**YOUR TASK**. Reproduce the listing below word for word, with no pictures.

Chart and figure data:
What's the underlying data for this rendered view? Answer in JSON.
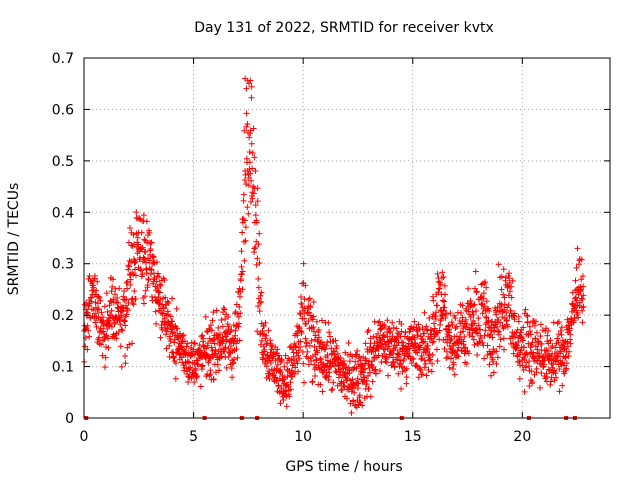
{
  "chart_data": {
    "type": "scatter",
    "title": "Day 131 of 2022, SRMTID for receiver kvtx",
    "xlabel": "GPS time / hours",
    "ylabel": "SRMTID / TECUs",
    "xlim": [
      0,
      24
    ],
    "ylim": [
      0,
      0.7
    ],
    "xticks": [
      0,
      5,
      10,
      15,
      20
    ],
    "yticks": [
      0,
      0.1,
      0.2,
      0.3,
      0.4,
      0.5,
      0.6,
      0.7
    ],
    "grid": true,
    "marker": "plus",
    "color": "#ff0000",
    "series": [
      {
        "name": "SRMTID",
        "profile_hours": [
          0.0,
          0.2,
          0.4,
          0.6,
          0.8,
          1.0,
          1.2,
          1.5,
          1.8,
          2.0,
          2.2,
          2.5,
          2.7,
          3.0,
          3.3,
          3.6,
          3.9,
          4.2,
          4.5,
          4.8,
          5.2,
          5.6,
          6.0,
          6.4,
          6.8,
          7.1,
          7.3,
          7.5,
          7.7,
          7.9,
          8.1,
          8.3,
          8.6,
          9.0,
          9.3,
          9.6,
          9.9,
          10.1,
          10.5,
          11.0,
          11.5,
          12.0,
          12.4,
          12.8,
          13.2,
          13.6,
          14.0,
          14.5,
          15.0,
          15.5,
          16.0,
          16.3,
          16.7,
          17.2,
          17.7,
          18.2,
          18.7,
          19.0,
          19.4,
          19.7,
          20.0,
          20.5,
          21.0,
          21.5,
          22.0,
          22.3,
          22.6,
          22.8
        ],
        "profile_center": [
          0.16,
          0.2,
          0.24,
          0.2,
          0.18,
          0.17,
          0.2,
          0.2,
          0.18,
          0.24,
          0.27,
          0.33,
          0.32,
          0.3,
          0.26,
          0.22,
          0.18,
          0.15,
          0.13,
          0.11,
          0.11,
          0.13,
          0.14,
          0.15,
          0.14,
          0.2,
          0.4,
          0.55,
          0.5,
          0.32,
          0.18,
          0.14,
          0.11,
          0.08,
          0.07,
          0.12,
          0.16,
          0.19,
          0.13,
          0.12,
          0.1,
          0.08,
          0.07,
          0.09,
          0.12,
          0.15,
          0.14,
          0.13,
          0.14,
          0.13,
          0.17,
          0.22,
          0.15,
          0.16,
          0.18,
          0.2,
          0.15,
          0.2,
          0.22,
          0.15,
          0.14,
          0.14,
          0.12,
          0.11,
          0.14,
          0.2,
          0.27,
          0.24
        ],
        "profile_spread": [
          0.04,
          0.06,
          0.06,
          0.05,
          0.05,
          0.05,
          0.06,
          0.06,
          0.07,
          0.08,
          0.08,
          0.09,
          0.07,
          0.07,
          0.06,
          0.05,
          0.05,
          0.05,
          0.04,
          0.04,
          0.04,
          0.05,
          0.05,
          0.05,
          0.05,
          0.07,
          0.12,
          0.1,
          0.1,
          0.12,
          0.07,
          0.05,
          0.05,
          0.04,
          0.04,
          0.06,
          0.07,
          0.1,
          0.06,
          0.05,
          0.05,
          0.05,
          0.05,
          0.05,
          0.06,
          0.05,
          0.05,
          0.05,
          0.05,
          0.05,
          0.07,
          0.09,
          0.05,
          0.05,
          0.06,
          0.08,
          0.06,
          0.08,
          0.08,
          0.05,
          0.06,
          0.06,
          0.05,
          0.05,
          0.05,
          0.06,
          0.05,
          0.05
        ],
        "observed_min": 0.01,
        "observed_max": 0.66,
        "peak_value": 0.66,
        "peak_hour": 7.5,
        "gap_markers_hours": [
          0.1,
          5.5,
          7.2,
          7.9,
          14.5,
          20.3,
          22.0,
          22.4
        ]
      }
    ]
  }
}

**SOLUTION TO THIS PROBLEM**.
What's the underlying data for this rendered view? Answer in JSON.
{
  "chart_data": {
    "type": "scatter",
    "title": "Day 131 of 2022, SRMTID for receiver kvtx",
    "xlabel": "GPS time / hours",
    "ylabel": "SRMTID / TECUs",
    "xlim": [
      0,
      24
    ],
    "ylim": [
      0,
      0.7
    ],
    "xticks": [
      0,
      5,
      10,
      15,
      20
    ],
    "yticks": [
      0,
      0.1,
      0.2,
      0.3,
      0.4,
      0.5,
      0.6,
      0.7
    ],
    "grid": true,
    "marker": "plus",
    "color": "#ff0000",
    "series": [
      {
        "name": "SRMTID",
        "profile_hours": [
          0.0,
          0.2,
          0.4,
          0.6,
          0.8,
          1.0,
          1.2,
          1.5,
          1.8,
          2.0,
          2.2,
          2.5,
          2.7,
          3.0,
          3.3,
          3.6,
          3.9,
          4.2,
          4.5,
          4.8,
          5.2,
          5.6,
          6.0,
          6.4,
          6.8,
          7.1,
          7.3,
          7.5,
          7.7,
          7.9,
          8.1,
          8.3,
          8.6,
          9.0,
          9.3,
          9.6,
          9.9,
          10.1,
          10.5,
          11.0,
          11.5,
          12.0,
          12.4,
          12.8,
          13.2,
          13.6,
          14.0,
          14.5,
          15.0,
          15.5,
          16.0,
          16.3,
          16.7,
          17.2,
          17.7,
          18.2,
          18.7,
          19.0,
          19.4,
          19.7,
          20.0,
          20.5,
          21.0,
          21.5,
          22.0,
          22.3,
          22.6,
          22.8
        ],
        "profile_center": [
          0.16,
          0.2,
          0.24,
          0.2,
          0.18,
          0.17,
          0.2,
          0.2,
          0.18,
          0.24,
          0.27,
          0.33,
          0.32,
          0.3,
          0.26,
          0.22,
          0.18,
          0.15,
          0.13,
          0.11,
          0.11,
          0.13,
          0.14,
          0.15,
          0.14,
          0.2,
          0.4,
          0.55,
          0.5,
          0.32,
          0.18,
          0.14,
          0.11,
          0.08,
          0.07,
          0.12,
          0.16,
          0.19,
          0.13,
          0.12,
          0.1,
          0.08,
          0.07,
          0.09,
          0.12,
          0.15,
          0.14,
          0.13,
          0.14,
          0.13,
          0.17,
          0.22,
          0.15,
          0.16,
          0.18,
          0.2,
          0.15,
          0.2,
          0.22,
          0.15,
          0.14,
          0.14,
          0.12,
          0.11,
          0.14,
          0.2,
          0.27,
          0.24
        ],
        "profile_spread": [
          0.04,
          0.06,
          0.06,
          0.05,
          0.05,
          0.05,
          0.06,
          0.06,
          0.07,
          0.08,
          0.08,
          0.09,
          0.07,
          0.07,
          0.06,
          0.05,
          0.05,
          0.05,
          0.04,
          0.04,
          0.04,
          0.05,
          0.05,
          0.05,
          0.05,
          0.07,
          0.12,
          0.1,
          0.1,
          0.12,
          0.07,
          0.05,
          0.05,
          0.04,
          0.04,
          0.06,
          0.07,
          0.1,
          0.06,
          0.05,
          0.05,
          0.05,
          0.05,
          0.05,
          0.06,
          0.05,
          0.05,
          0.05,
          0.05,
          0.05,
          0.07,
          0.09,
          0.05,
          0.05,
          0.06,
          0.08,
          0.06,
          0.08,
          0.08,
          0.05,
          0.06,
          0.06,
          0.05,
          0.05,
          0.05,
          0.06,
          0.05,
          0.05
        ],
        "observed_min": 0.01,
        "observed_max": 0.66,
        "peak_value": 0.66,
        "peak_hour": 7.5,
        "gap_markers_hours": [
          0.1,
          5.5,
          7.2,
          7.9,
          14.5,
          20.3,
          22.0,
          22.4
        ]
      }
    ]
  }
}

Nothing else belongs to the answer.